— Begin Input material —

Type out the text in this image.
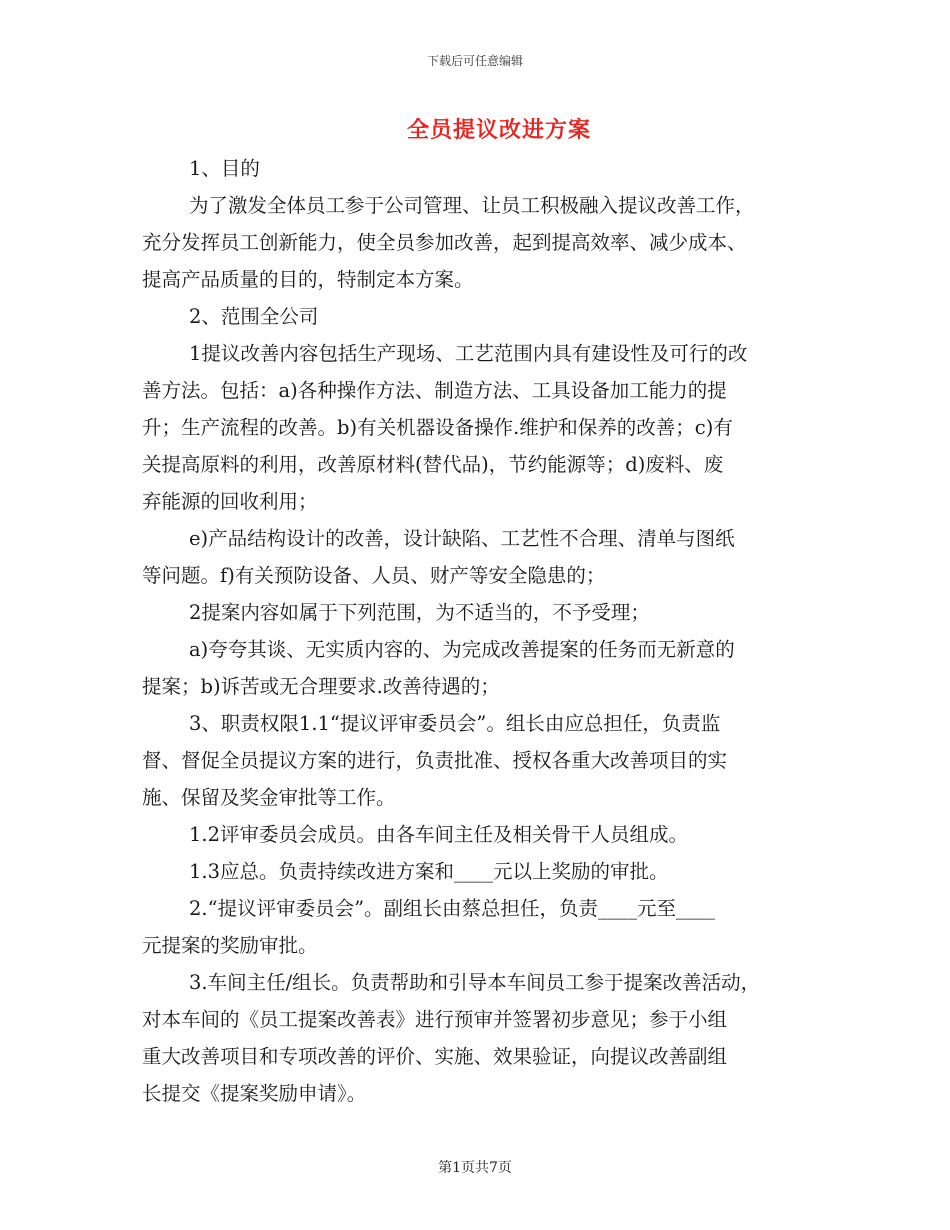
下载后可任意编辑
全员提议改进方案
1、目的
为了激发全体员工参于公司管理、让员工积极融入提议改善工作，
充分发挥员工创新能力，使全员参加改善，起到提高效率、减少成本、
提高产品质量的目的，特制定本方案。
2、范围全公司
1提议改善内容包括生产现场、工艺范围内具有建设性及可行的改
善方法。包括：a)各种操作方法、制造方法、工具设备加工能力的提
升；生产流程的改善。b)有关机器设备操作.维护和保养的改善；c)有
关提高原料的利用，改善原材料(替代品)，节约能源等；d)废料、废
弃能源的回收利用；
e)产品结构设计的改善，设计缺陷、工艺性不合理、清单与图纸
等问题。f)有关预防设备、人员、财产等安全隐患的；
2提案内容如属于下列范围，为不适当的，不予受理；
a)夸夸其谈、无实质内容的、为完成改善提案的任务而无新意的
提案；b)诉苦或无合理要求.改善待遇的；
3、职责权限1.1“提议评审委员会”。组长由应总担任，负责监
督、督促全员提议方案的进行，负责批准、授权各重大改善项目的实
施、保留及奖金审批等工作。
1.2评审委员会成员。由各车间主任及相关骨干人员组成。
1.3应总。负责持续改进方案和____元以上奖励的审批。
2.“提议评审委员会”。副组长由蔡总担任，负责____元至____
元提案的奖励审批。
3.车间主任/组长。负责帮助和引导本车间员工参于提案改善活动，
对本车间的《员工提案改善表》进行预审并签署初步意见；参于小组
重大改善项目和专项改善的评价、实施、效果验证，向提议改善副组
长提交《提案奖励申请》。
第1页共7页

— End Input material —

Task directions – Out of the material above, gather each line where "提议评审委员会" appears.

Exercise output –
3、职责权限1.1“提议评审委员会”。组长由应总担任，负责监
2.“提议评审委员会”。副组长由蔡总担任，负责____元至____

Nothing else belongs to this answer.